#### Task:
Copy nothing but the text: reproduce each line of the listing exactly and leave the pictures out.

Collection entries:

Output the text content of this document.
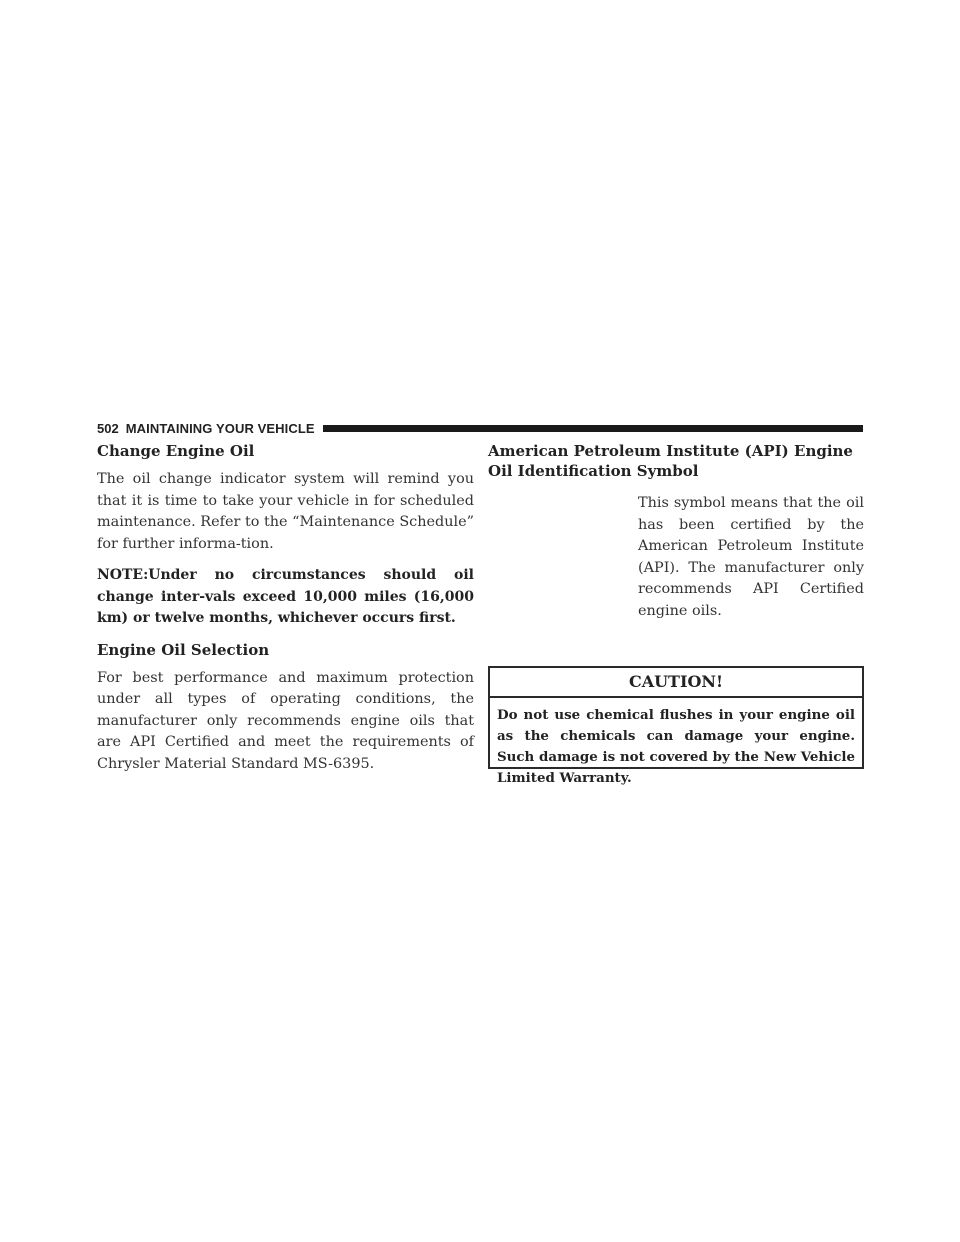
502 MAINTAINING YOUR VEHICLE
Change Engine Oil

The oil change indicator system will remind you that it is time to take your vehicle in for scheduled maintenance. Refer to the “Maintenance Schedule” for further informa-tion.

NOTE:Under no circumstances should oil change inter-vals exceed 10,000 miles (16,000 km) or twelve months, whichever occurs first.

Engine Oil Selection

For best performance and maximum protection under all types of operating conditions, the manufacturer only recommends engine oils that are API Certified and meet the requirements of Chrysler Material Standard MS-6395.

American Petroleum Institute (API) Engine Oil Identification Symbol

This symbol means that the oil has been certified by the American Petroleum Institute (API). The manufacturer only recommends API Certified engine oils.

CAUTION!
Do not use chemical flushes in your engine oil as the chemicals can damage your engine. Such damage is not covered by the New Vehicle Limited Warranty.
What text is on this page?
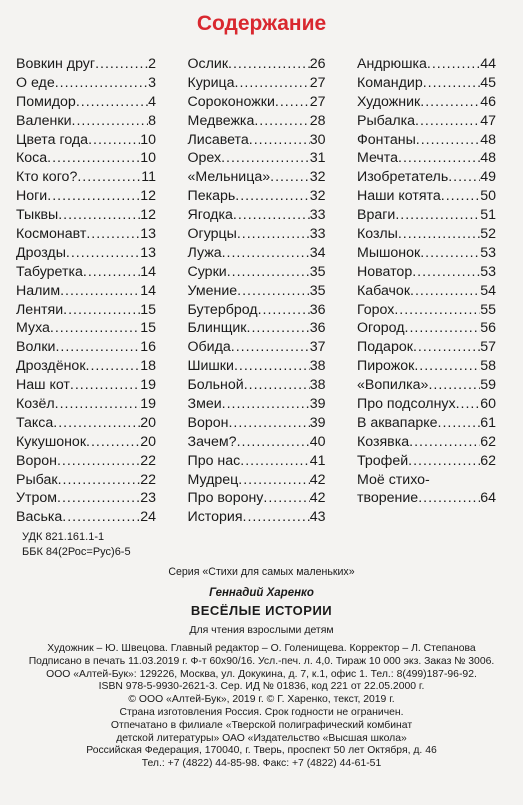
Содержание
Вовкин друг .....	2
О еде .....	3
Помидор .....	4
Валенки .....	8
Цвета года .....	10
Коса .....	10
Кто кого? .....	11
Ноги .....	12
Тыквы .....	12
Космонавт .....	13
Дрозды .....	13
Табуретка .....	14
Налим .....	14
Лентяи .....	15
Муха .....	15
Волки .....	16
Дроздёнок .....	18
Наш кот .....	19
Козёл .....	19
Такса .....	20
Кукушонок .....	20
Ворон .....	22
Рыбак .....	22
Утром .....	23
Васька .....	24
Ослик .....	26
Курица .....	27
Сороконожки ..... 27
Медвежка .....	28
Лисавета .....	30
Орех .....	31
«Мельница» .....	32
Пекарь .....	32
Ягодка .....	33
Огурцы .....	33
Лужа .....	34
Сурки .....	35
Умение .....	35
Бутерброд .....	36
Блинщик .....	36
Обида .....	37
Шишки .....	38
Больной .....	38
Змеи .....	39
Ворон .....	39
Зачем? .....	40
Про нас .....	41
Мудрец .....	42
Про ворону .....	42
История .....	43
Андрюшка .....	44
Командир .....	45
Художник .....	46
Рыбалка .....	47
Фонтаны .....	48
Мечта .....	48
Изобретатель ..... 49
Наши котята .....	50
Враги .....	51
Козлы .....	52
Мышонок .....	53
Новатор .....	53
Кабачок .....	54
Горох .....	55
Огород .....	56
Подарок .....	57
Пирожок .....	58
«Вопилка» .....	59
Про подсолнух ..... 60
В аквапарке .....	61
Козявка .....	62
Трофей .....	62
Моё стихо-
творение .....	64
УДК 821.161.1-1
ББК 84(2Рос=Рус)6-5
Серия «Стихи для самых маленьких»
Геннадий Харенко
ВЕСЁЛЫЕ ИСТОРИИ
Для чтения взрослыми детям
Художник – Ю. Швецова. Главный редактор – О. Голенищева. Корректор – Л. Степанова
Подписано в печать 11.03.2019 г. Ф-т 60х90/16. Усл.-печ. л. 4,0. Тираж 10 000 экз. Заказ № 3006.
ООО «Алтей-Бук»: 129226, Москва, ул. Докукина, д. 7, к.1, офис 1. Тел.: 8(499)187-96-92.
ISBN 978-5-9930-2621-3. Сер. ИД № 01836, код 221 от 22.05.2000 г.
© ООО «Алтей-Бук», 2019 г. © Г. Харенко, текст, 2019 г.
Страна изготовления Россия. Срок годности не ограничен.
Отпечатано в филиале «Тверской полиграфический комбинат
детской литературы» ОАО «Издательство «Высшая школа»
Российская Федерация, 170040, г. Тверь, проспект 50 лет Октября, д. 46
Тел.: +7 (4822) 44-85-98. Факс: +7 (4822) 44-61-51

#### Answer to this problem:
Output the text content of this document.
502 MAINTAINING YOUR VEHICLE
Change Engine Oil

The oil change indicator system will remind you that it is time to take your vehicle in for scheduled maintenance. Refer to the “Maintenance Schedule” for further informa-tion.

NOTE:Under no circumstances should oil change inter-vals exceed 10,000 miles (16,000 km) or twelve months, whichever occurs first.

Engine Oil Selection

For best performance and maximum protection under all types of operating conditions, the manufacturer only recommends engine oils that are API Certified and meet the requirements of Chrysler Material Standard MS-6395.

American Petroleum Institute (API) Engine Oil Identification Symbol

This symbol means that the oil has been certified by the American Petroleum Institute (API). The manufacturer only recommends API Certified engine oils.

CAUTION!
Do not use chemical flushes in your engine oil as the chemicals can damage your engine. Such damage is not covered by the New Vehicle Limited Warranty.
What text is on this page?
Содержание
Вовкин друг .....	2
О еде .....	3
Помидор .....	4
Валенки .....	8
Цвета года .....	10
Коса .....	10
Кто кого? .....	11
Ноги .....	12
Тыквы .....	12
Космонавт .....	13
Дрозды .....	13
Табуретка .....	14
Налим .....	14
Лентяи .....	15
Муха .....	15
Волки .....	16
Дроздёнок .....	18
Наш кот .....	19
Козёл .....	19
Такса .....	20
Кукушонок .....	20
Ворон .....	22
Рыбак .....	22
Утром .....	23
Васька .....	24
Ослик .....	26
Курица .....	27
Сороконожки ..... 27
Медвежка .....	28
Лисавета .....	30
Орех .....	31
«Мельница» .....	32
Пекарь .....	32
Ягодка .....	33
Огурцы .....	33
Лужа .....	34
Сурки .....	35
Умение .....	35
Бутерброд .....	36
Блинщик .....	36
Обида .....	37
Шишки .....	38
Больной .....	38
Змеи .....	39
Ворон .....	39
Зачем? .....	40
Про нас .....	41
Мудрец .....	42
Про ворону .....	42
История .....	43
Андрюшка .....	44
Командир .....	45
Художник .....	46
Рыбалка .....	47
Фонтаны .....	48
Мечта .....	48
Изобретатель ..... 49
Наши котята .....	50
Враги .....	51
Козлы .....	52
Мышонок .....	53
Новатор .....	53
Кабачок .....	54
Горох .....	55
Огород .....	56
Подарок .....	57
Пирожок .....	58
«Вопилка» .....	59
Про подсолнух ..... 60
В аквапарке .....	61
Козявка .....	62
Трофей .....	62
Моё стихо-
творение .....	64
УДК 821.161.1-1
ББК 84(2Рос=Рус)6-5
Серия «Стихи для самых маленьких»
Геннадий Харенко
ВЕСЁЛЫЕ ИСТОРИИ
Для чтения взрослыми детям
Художник – Ю. Швецова. Главный редактор – О. Голенищева. Корректор – Л. Степанова
Подписано в печать 11.03.2019 г. Ф-т 60х90/16. Усл.-печ. л. 4,0. Тираж 10 000 экз. Заказ № 3006.
ООО «Алтей-Бук»: 129226, Москва, ул. Докукина, д. 7, к.1, офис 1. Тел.: 8(499)187-96-92.
ISBN 978-5-9930-2621-3. Сер. ИД № 01836, код 221 от 22.05.2000 г.
© ООО «Алтей-Бук», 2019 г. © Г. Харенко, текст, 2019 г.
Страна изготовления Россия. Срок годности не ограничен.
Отпечатано в филиале «Тверской полиграфический комбинат
детской литературы» ОАО «Издательство «Высшая школа»
Российская Федерация, 170040, г. Тверь, проспект 50 лет Октября, д. 46
Тел.: +7 (4822) 44-85-98. Факс: +7 (4822) 44-61-51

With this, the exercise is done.